Records from a collection of figures
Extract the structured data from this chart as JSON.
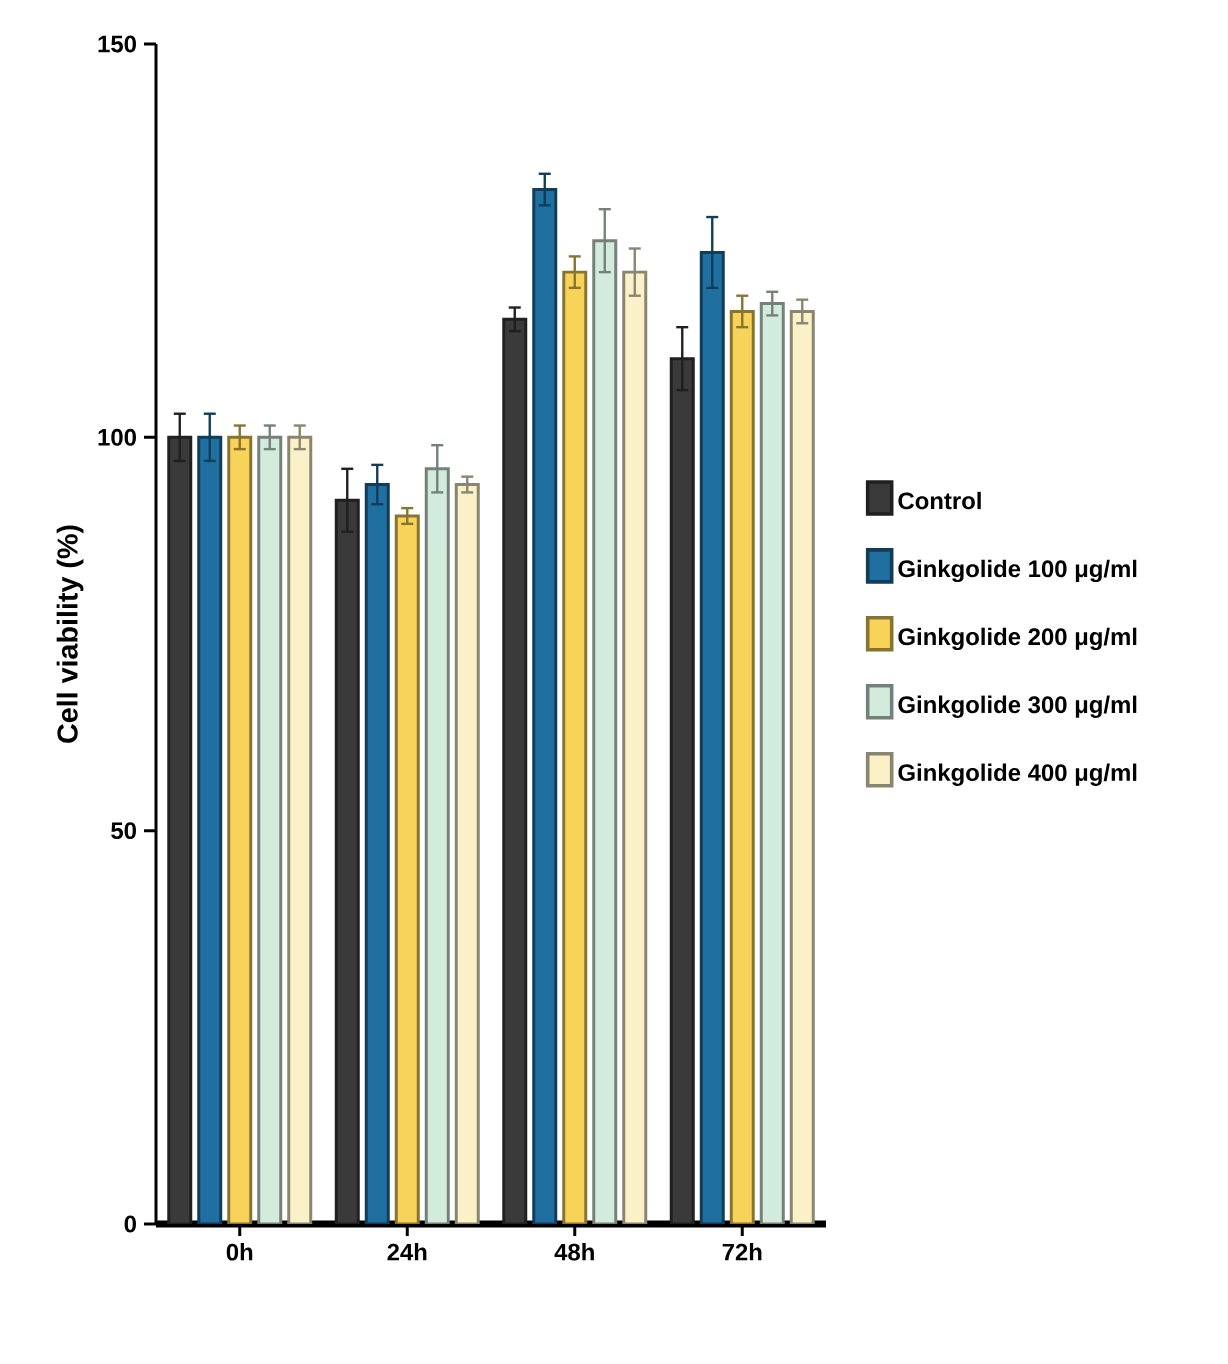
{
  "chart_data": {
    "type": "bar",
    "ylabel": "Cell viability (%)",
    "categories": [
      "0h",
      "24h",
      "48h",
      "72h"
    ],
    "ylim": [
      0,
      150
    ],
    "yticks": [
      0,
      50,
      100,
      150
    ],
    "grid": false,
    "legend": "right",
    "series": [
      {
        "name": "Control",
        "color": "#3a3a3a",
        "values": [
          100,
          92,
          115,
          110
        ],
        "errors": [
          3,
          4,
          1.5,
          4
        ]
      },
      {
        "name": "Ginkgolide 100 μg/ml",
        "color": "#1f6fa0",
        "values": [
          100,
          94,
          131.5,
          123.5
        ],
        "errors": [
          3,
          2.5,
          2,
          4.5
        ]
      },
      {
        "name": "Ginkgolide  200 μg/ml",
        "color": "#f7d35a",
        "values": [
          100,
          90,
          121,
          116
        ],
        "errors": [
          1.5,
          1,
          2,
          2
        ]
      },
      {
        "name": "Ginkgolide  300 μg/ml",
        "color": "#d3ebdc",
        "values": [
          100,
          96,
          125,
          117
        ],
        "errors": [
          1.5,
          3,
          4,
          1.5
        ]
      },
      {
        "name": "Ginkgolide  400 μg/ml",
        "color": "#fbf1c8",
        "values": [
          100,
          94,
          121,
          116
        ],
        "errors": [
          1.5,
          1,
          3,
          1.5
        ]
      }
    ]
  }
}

REQUIREMENTS ▸ Copy the lines from the entries above in which the word "color" appears.

PROBLEM SOLUTION ▸
        "color": "#3a3a3a",
        "color": "#1f6fa0",
        "color": "#f7d35a",
        "color": "#d3ebdc",
        "color": "#fbf1c8",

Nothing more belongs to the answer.